Copy out each line below that has the word "zoppia" in it.

——————————

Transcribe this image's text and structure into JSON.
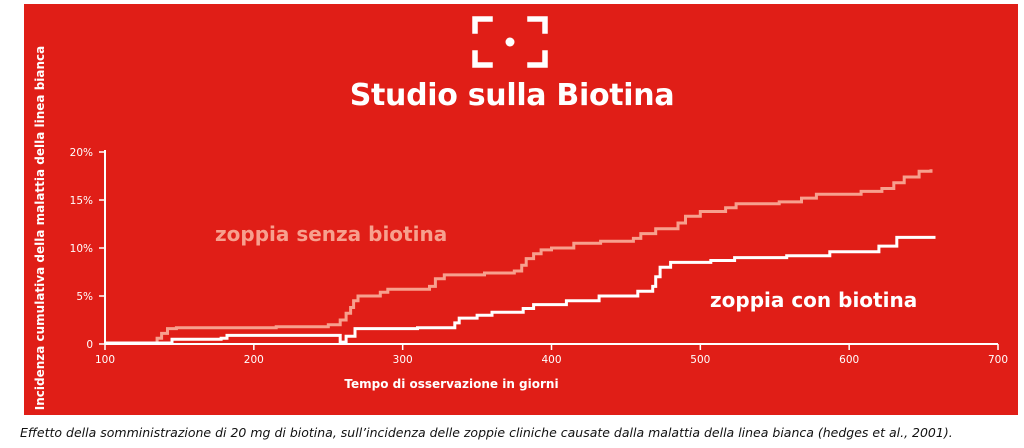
{
  "header": {
    "title": "Studio sulla Biotina",
    "logo_icon": "focus-frame-icon"
  },
  "caption": "Effetto della somministrazione di 20 mg di biotina, sull’incidenza delle zoppie cliniche causate dalla malattia della linea bianca (hedges et al., 2001).",
  "colors": {
    "background": "#e01e17",
    "series_without": "#f7a08e",
    "series_with": "#ffffff",
    "axis": "#ffffff"
  },
  "chart_data": {
    "type": "line",
    "xlabel": "Tempo di osservazione in giorni",
    "ylabel": "Incidenza cumulativa della malattia della linea bianca",
    "xlim": [
      100,
      700
    ],
    "ylim": [
      0,
      20
    ],
    "x_ticks": [
      100,
      200,
      300,
      400,
      500,
      600,
      700
    ],
    "y_ticks": [
      0,
      5,
      10,
      15,
      20
    ],
    "y_tick_labels": [
      "0",
      "5%",
      "10%",
      "15%",
      "20%"
    ],
    "grid": false,
    "legend": "inline labels",
    "series": [
      {
        "name": "zoppia senza biotina",
        "step": true,
        "points": [
          [
            100,
            0.1
          ],
          [
            134,
            0.1
          ],
          [
            135,
            0.6
          ],
          [
            138,
            1.1
          ],
          [
            142,
            1.6
          ],
          [
            148,
            1.7
          ],
          [
            215,
            1.8
          ],
          [
            250,
            2.0
          ],
          [
            258,
            2.5
          ],
          [
            262,
            3.2
          ],
          [
            265,
            3.8
          ],
          [
            267,
            4.5
          ],
          [
            270,
            5.0
          ],
          [
            285,
            5.4
          ],
          [
            290,
            5.7
          ],
          [
            318,
            6.0
          ],
          [
            322,
            6.8
          ],
          [
            328,
            7.2
          ],
          [
            355,
            7.4
          ],
          [
            375,
            7.6
          ],
          [
            380,
            8.2
          ],
          [
            383,
            8.9
          ],
          [
            388,
            9.4
          ],
          [
            393,
            9.8
          ],
          [
            400,
            10.0
          ],
          [
            405,
            10.0
          ],
          [
            415,
            10.5
          ],
          [
            433,
            10.7
          ],
          [
            455,
            11.0
          ],
          [
            460,
            11.5
          ],
          [
            470,
            12.0
          ],
          [
            485,
            12.6
          ],
          [
            490,
            13.3
          ],
          [
            500,
            13.8
          ],
          [
            517,
            14.2
          ],
          [
            524,
            14.6
          ],
          [
            553,
            14.8
          ],
          [
            568,
            15.2
          ],
          [
            578,
            15.6
          ],
          [
            608,
            15.9
          ],
          [
            622,
            16.2
          ],
          [
            630,
            16.8
          ],
          [
            637,
            17.4
          ],
          [
            647,
            18.0
          ],
          [
            655,
            18.2
          ]
        ]
      },
      {
        "name": "zoppia con biotina",
        "step": true,
        "points": [
          [
            100,
            0.1
          ],
          [
            140,
            0.1
          ],
          [
            145,
            0.5
          ],
          [
            178,
            0.6
          ],
          [
            182,
            0.9
          ],
          [
            256,
            0.9
          ],
          [
            258,
            0.2
          ],
          [
            262,
            0.8
          ],
          [
            268,
            1.6
          ],
          [
            310,
            1.7
          ],
          [
            335,
            2.2
          ],
          [
            338,
            2.7
          ],
          [
            350,
            3.0
          ],
          [
            360,
            3.3
          ],
          [
            381,
            3.7
          ],
          [
            388,
            4.1
          ],
          [
            410,
            4.5
          ],
          [
            432,
            5.0
          ],
          [
            458,
            5.5
          ],
          [
            468,
            6.0
          ],
          [
            470,
            7.0
          ],
          [
            473,
            8.0
          ],
          [
            480,
            8.5
          ],
          [
            507,
            8.7
          ],
          [
            523,
            9.0
          ],
          [
            558,
            9.2
          ],
          [
            587,
            9.6
          ],
          [
            620,
            10.2
          ],
          [
            632,
            11.1
          ],
          [
            658,
            11.1
          ]
        ]
      }
    ]
  }
}
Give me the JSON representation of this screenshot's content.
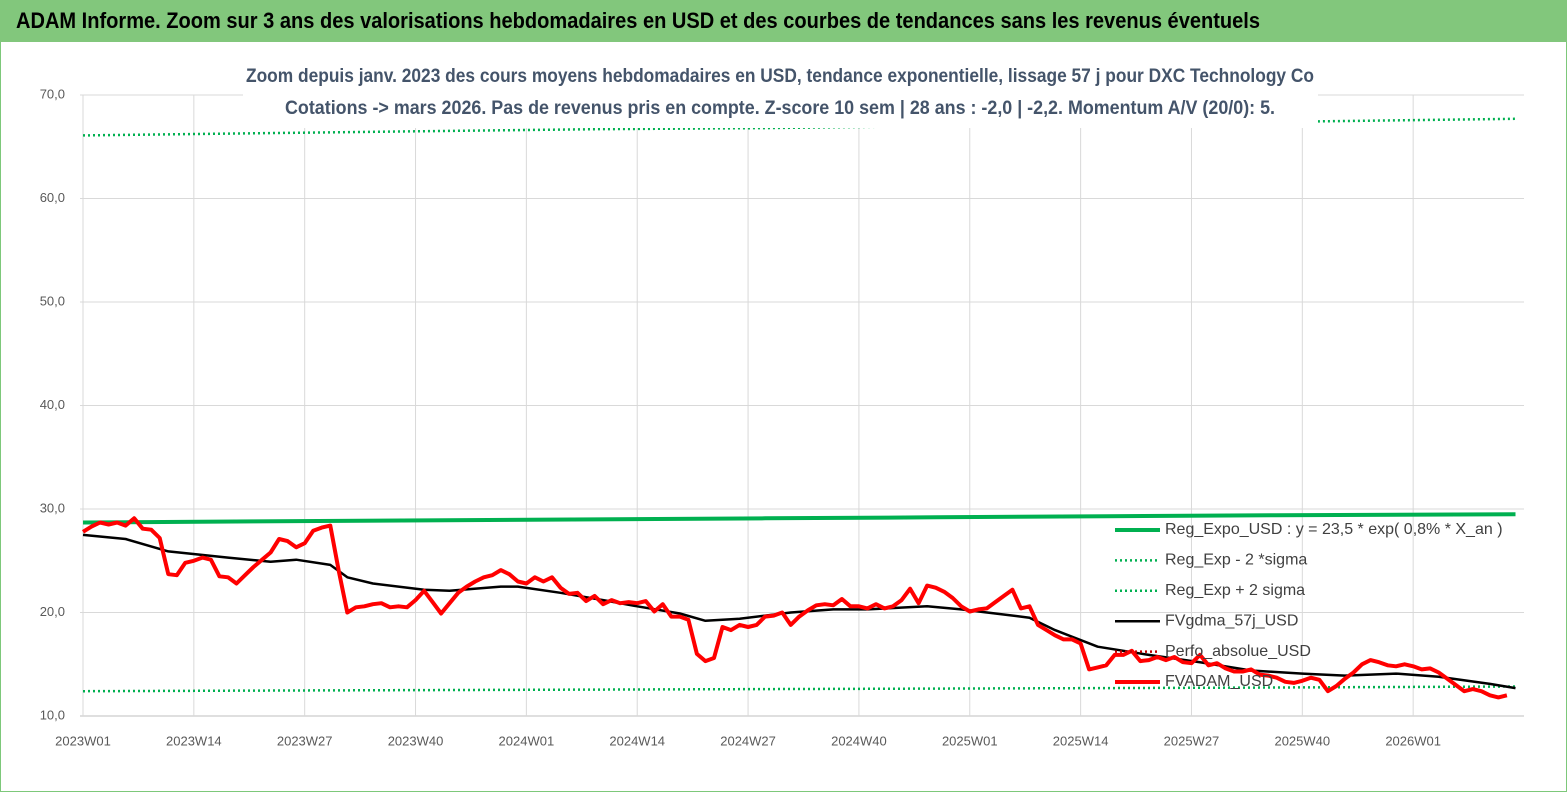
{
  "header": {
    "title": "ADAM Informe. Zoom sur 3 ans des valorisations hebdomadaires en USD et des courbes de tendances sans les revenus éventuels"
  },
  "chart_data": {
    "type": "line",
    "title": "Zoom depuis janv. 2023 des cours moyens hebdomadaires en USD, tendance exponentielle, lissage 57 j pour DXC Technology Co",
    "subtitle": "Cotations -> mars 2026. Pas de revenus pris en  compte. Z-score 10 sem  | 28 ans : -2,0 | -2,2. Momentum A/V (20/0): 5.",
    "xlim": [
      0,
      169
    ],
    "xticks": [
      {
        "value": 0,
        "label": "2023W01"
      },
      {
        "value": 13,
        "label": "2023W14"
      },
      {
        "value": 26,
        "label": "2023W27"
      },
      {
        "value": 39,
        "label": "2023W40"
      },
      {
        "value": 52,
        "label": "2024W01"
      },
      {
        "value": 65,
        "label": "2024W14"
      },
      {
        "value": 78,
        "label": "2024W27"
      },
      {
        "value": 91,
        "label": "2024W40"
      },
      {
        "value": 104,
        "label": "2025W01"
      },
      {
        "value": 117,
        "label": "2025W14"
      },
      {
        "value": 130,
        "label": "2025W27"
      },
      {
        "value": 143,
        "label": "2025W40"
      },
      {
        "value": 156,
        "label": "2026W01"
      }
    ],
    "ylim": [
      10,
      70
    ],
    "yticks": [
      {
        "value": 10,
        "label": "10,0"
      },
      {
        "value": 20,
        "label": "20,0"
      },
      {
        "value": 30,
        "label": "30,0"
      },
      {
        "value": 40,
        "label": "40,0"
      },
      {
        "value": 50,
        "label": "50,0"
      },
      {
        "value": 60,
        "label": "60,0"
      },
      {
        "value": 70,
        "label": "70,0"
      }
    ],
    "grid": true,
    "legend": "lower right",
    "series": [
      {
        "name": "Reg_Expo_USD : y = 23,5 * exp( 0,8% *  X_an )",
        "color": "#00b050",
        "style": "thick",
        "x": [
          0,
          20,
          40,
          60,
          80,
          100,
          120,
          140,
          168
        ],
        "values": [
          28.7,
          28.8,
          28.9,
          29.0,
          29.1,
          29.2,
          29.3,
          29.4,
          29.5
        ]
      },
      {
        "name": "Reg_Exp - 2 *sigma",
        "color": "#00b050",
        "style": "dotted",
        "x": [
          0,
          20,
          40,
          60,
          80,
          100,
          120,
          140,
          168
        ],
        "values": [
          12.4,
          12.45,
          12.5,
          12.55,
          12.6,
          12.65,
          12.7,
          12.75,
          12.85
        ]
      },
      {
        "name": "Reg_Exp + 2 sigma",
        "color": "#00b050",
        "style": "dotted",
        "x": [
          0,
          20,
          40,
          60,
          80,
          100,
          120,
          140,
          168
        ],
        "values": [
          66.1,
          66.3,
          66.5,
          66.7,
          66.8,
          67.0,
          67.2,
          67.4,
          67.7
        ]
      },
      {
        "name": "FVgdma_57j_USD",
        "color": "#000000",
        "style": "solid",
        "x": [
          0,
          5,
          10,
          17,
          22,
          25,
          29,
          31,
          34,
          40,
          43,
          49,
          51,
          56,
          61,
          65,
          70,
          73,
          77,
          83,
          88,
          92,
          99,
          103,
          107,
          111,
          114,
          119,
          125,
          131,
          137,
          143,
          148,
          154,
          159,
          165,
          168
        ],
        "values": [
          27.5,
          27.1,
          25.9,
          25.3,
          24.9,
          25.1,
          24.6,
          23.4,
          22.8,
          22.2,
          22.1,
          22.5,
          22.5,
          21.9,
          21.2,
          20.6,
          19.9,
          19.2,
          19.4,
          20.0,
          20.3,
          20.3,
          20.6,
          20.3,
          19.9,
          19.5,
          18.3,
          16.7,
          15.9,
          15.2,
          14.4,
          14.1,
          13.9,
          14.1,
          13.8,
          13.1,
          12.7
        ]
      },
      {
        "name": "Perfo_absolue_USD",
        "color": "#c00000",
        "style": "dotted",
        "x": [],
        "values": []
      },
      {
        "name": "FVADAM_USD",
        "color": "#ff0000",
        "style": "thick",
        "x": [
          0,
          1,
          2,
          3,
          4,
          5,
          6,
          7,
          8,
          9,
          10,
          11,
          12,
          13,
          14,
          15,
          16,
          17,
          18,
          19,
          20,
          21,
          22,
          23,
          24,
          25,
          26,
          27,
          28,
          29,
          30,
          31,
          32,
          33,
          34,
          35,
          36,
          37,
          38,
          39,
          40,
          41,
          42,
          43,
          44,
          45,
          46,
          47,
          48,
          49,
          50,
          51,
          52,
          53,
          54,
          55,
          56,
          57,
          58,
          59,
          60,
          61,
          62,
          63,
          64,
          65,
          66,
          67,
          68,
          69,
          70,
          71,
          72,
          73,
          74,
          75,
          76,
          77,
          78,
          79,
          80,
          81,
          82,
          83,
          84,
          85,
          86,
          87,
          88,
          89,
          90,
          91,
          92,
          93,
          94,
          95,
          96,
          97,
          98,
          99,
          100,
          101,
          102,
          103,
          104,
          105,
          106,
          107,
          108,
          109,
          110,
          111,
          112,
          113,
          114,
          115,
          116,
          117,
          118,
          119,
          120,
          121,
          122,
          123,
          124,
          125,
          126,
          127,
          128,
          129,
          130,
          131,
          132,
          133,
          134,
          135,
          136,
          137,
          138,
          139,
          140,
          141,
          142,
          143,
          144,
          145,
          146,
          147,
          148,
          149,
          150,
          151,
          152,
          153,
          154,
          155,
          156,
          157,
          158,
          159,
          160,
          161,
          162,
          163,
          164,
          165,
          166,
          167
        ],
        "values": [
          27.8,
          28.3,
          28.7,
          28.5,
          28.7,
          28.4,
          29.1,
          28.1,
          28.0,
          27.2,
          23.7,
          23.6,
          24.8,
          25.0,
          25.3,
          25.1,
          23.5,
          23.4,
          22.8,
          23.6,
          24.4,
          25.1,
          25.8,
          27.1,
          26.9,
          26.3,
          26.7,
          27.9,
          28.2,
          28.4,
          24.0,
          20.0,
          20.5,
          20.6,
          20.8,
          20.9,
          20.5,
          20.6,
          20.5,
          21.2,
          22.1,
          21.0,
          19.9,
          20.9,
          21.9,
          22.5,
          23.0,
          23.4,
          23.6,
          24.1,
          23.7,
          23.0,
          22.8,
          23.4,
          23.0,
          23.4,
          22.4,
          21.8,
          21.9,
          21.1,
          21.6,
          20.8,
          21.2,
          20.9,
          21.0,
          20.9,
          21.1,
          20.1,
          20.8,
          19.6,
          19.6,
          19.3,
          16.0,
          15.3,
          15.6,
          18.6,
          18.3,
          18.8,
          18.6,
          18.8,
          19.6,
          19.7,
          20.0,
          18.8,
          19.6,
          20.2,
          20.7,
          20.8,
          20.7,
          21.3,
          20.6,
          20.6,
          20.4,
          20.8,
          20.4,
          20.6,
          21.2,
          22.3,
          20.9,
          22.6,
          22.4,
          22.0,
          21.4,
          20.6,
          20.1,
          20.3,
          20.4,
          21.0,
          21.6,
          22.2,
          20.4,
          20.6,
          18.8,
          18.3,
          17.8,
          17.4,
          17.4,
          17.0,
          14.5,
          14.7,
          14.9,
          15.9,
          15.9,
          16.3,
          15.3,
          15.4,
          15.7,
          15.4,
          15.7,
          15.2,
          15.1,
          15.9,
          14.9,
          15.1,
          14.6,
          14.3,
          14.3,
          14.5,
          14.0,
          13.9,
          13.7,
          13.3,
          13.2,
          13.4,
          13.7,
          13.5,
          12.4,
          12.9,
          13.6,
          14.2,
          15.0,
          15.4,
          15.2,
          14.9,
          14.8,
          15.0,
          14.8,
          14.5,
          14.6,
          14.2,
          13.6,
          13.0,
          12.4,
          12.6,
          12.4,
          12.0,
          11.8,
          12.0
        ]
      }
    ]
  }
}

——————————

Written response:
        "name": "zoppia senza biotina",
        "name": "zoppia con biotina",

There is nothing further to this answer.